Task statement >> Give the number of lines in the data that contain "Infonet", and nothing more.

The records >>
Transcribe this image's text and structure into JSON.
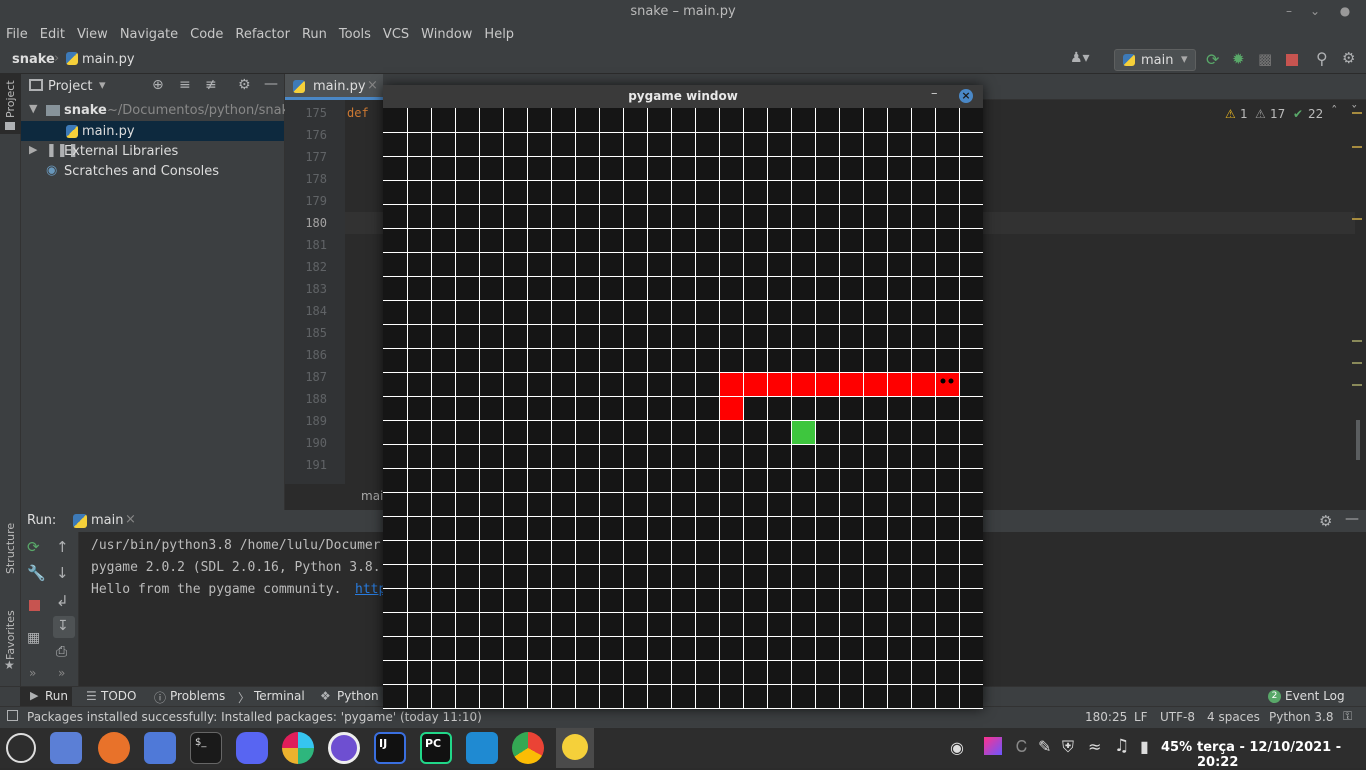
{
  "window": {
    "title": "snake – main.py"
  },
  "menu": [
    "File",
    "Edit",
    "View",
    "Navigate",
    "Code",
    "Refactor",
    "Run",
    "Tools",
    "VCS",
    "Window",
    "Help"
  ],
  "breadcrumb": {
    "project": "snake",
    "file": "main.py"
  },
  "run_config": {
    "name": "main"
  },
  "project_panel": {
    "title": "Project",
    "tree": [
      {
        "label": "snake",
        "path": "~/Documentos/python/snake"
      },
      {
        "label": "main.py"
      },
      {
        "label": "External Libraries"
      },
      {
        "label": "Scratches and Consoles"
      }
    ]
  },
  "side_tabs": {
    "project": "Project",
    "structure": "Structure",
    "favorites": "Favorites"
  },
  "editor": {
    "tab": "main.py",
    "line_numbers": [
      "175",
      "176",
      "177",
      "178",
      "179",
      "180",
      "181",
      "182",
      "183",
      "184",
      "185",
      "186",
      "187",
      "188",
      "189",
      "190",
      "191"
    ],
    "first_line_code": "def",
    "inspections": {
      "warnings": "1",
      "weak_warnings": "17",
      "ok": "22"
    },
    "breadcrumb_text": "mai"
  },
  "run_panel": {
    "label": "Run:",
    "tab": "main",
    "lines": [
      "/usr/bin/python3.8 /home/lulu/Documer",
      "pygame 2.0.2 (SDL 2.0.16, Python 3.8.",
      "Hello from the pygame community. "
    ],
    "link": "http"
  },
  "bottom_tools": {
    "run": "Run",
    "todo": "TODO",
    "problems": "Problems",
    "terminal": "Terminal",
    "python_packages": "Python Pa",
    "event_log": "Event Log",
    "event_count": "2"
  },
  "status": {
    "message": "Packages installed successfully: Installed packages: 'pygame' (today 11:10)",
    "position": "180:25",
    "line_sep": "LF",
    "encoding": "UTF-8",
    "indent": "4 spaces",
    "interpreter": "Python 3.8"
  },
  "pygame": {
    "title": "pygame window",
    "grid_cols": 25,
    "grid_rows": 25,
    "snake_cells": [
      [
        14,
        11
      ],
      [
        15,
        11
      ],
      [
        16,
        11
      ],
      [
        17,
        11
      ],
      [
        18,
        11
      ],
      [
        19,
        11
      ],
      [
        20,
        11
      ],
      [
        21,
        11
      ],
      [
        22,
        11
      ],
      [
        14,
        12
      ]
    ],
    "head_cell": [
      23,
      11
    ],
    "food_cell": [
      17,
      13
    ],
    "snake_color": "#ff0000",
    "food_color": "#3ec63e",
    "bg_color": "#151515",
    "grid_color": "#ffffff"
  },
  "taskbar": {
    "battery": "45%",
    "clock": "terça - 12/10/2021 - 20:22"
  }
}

* * *

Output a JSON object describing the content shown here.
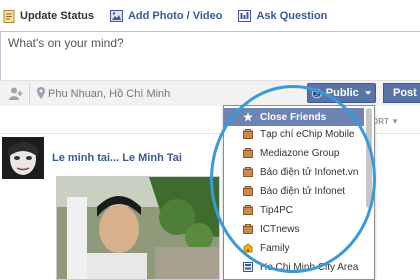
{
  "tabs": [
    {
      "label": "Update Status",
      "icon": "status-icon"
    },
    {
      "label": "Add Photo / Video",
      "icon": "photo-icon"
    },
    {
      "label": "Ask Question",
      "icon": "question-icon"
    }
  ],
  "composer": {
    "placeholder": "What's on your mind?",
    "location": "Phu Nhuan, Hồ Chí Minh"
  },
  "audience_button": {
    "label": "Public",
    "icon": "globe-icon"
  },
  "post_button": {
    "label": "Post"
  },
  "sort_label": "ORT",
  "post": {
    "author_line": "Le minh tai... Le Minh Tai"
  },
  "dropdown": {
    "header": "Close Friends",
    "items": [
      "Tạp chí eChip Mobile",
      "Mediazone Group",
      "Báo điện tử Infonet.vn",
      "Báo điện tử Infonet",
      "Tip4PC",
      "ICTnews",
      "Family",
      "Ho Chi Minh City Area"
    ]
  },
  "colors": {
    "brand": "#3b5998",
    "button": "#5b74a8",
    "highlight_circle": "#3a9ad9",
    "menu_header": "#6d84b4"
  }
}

Output of the task >> 2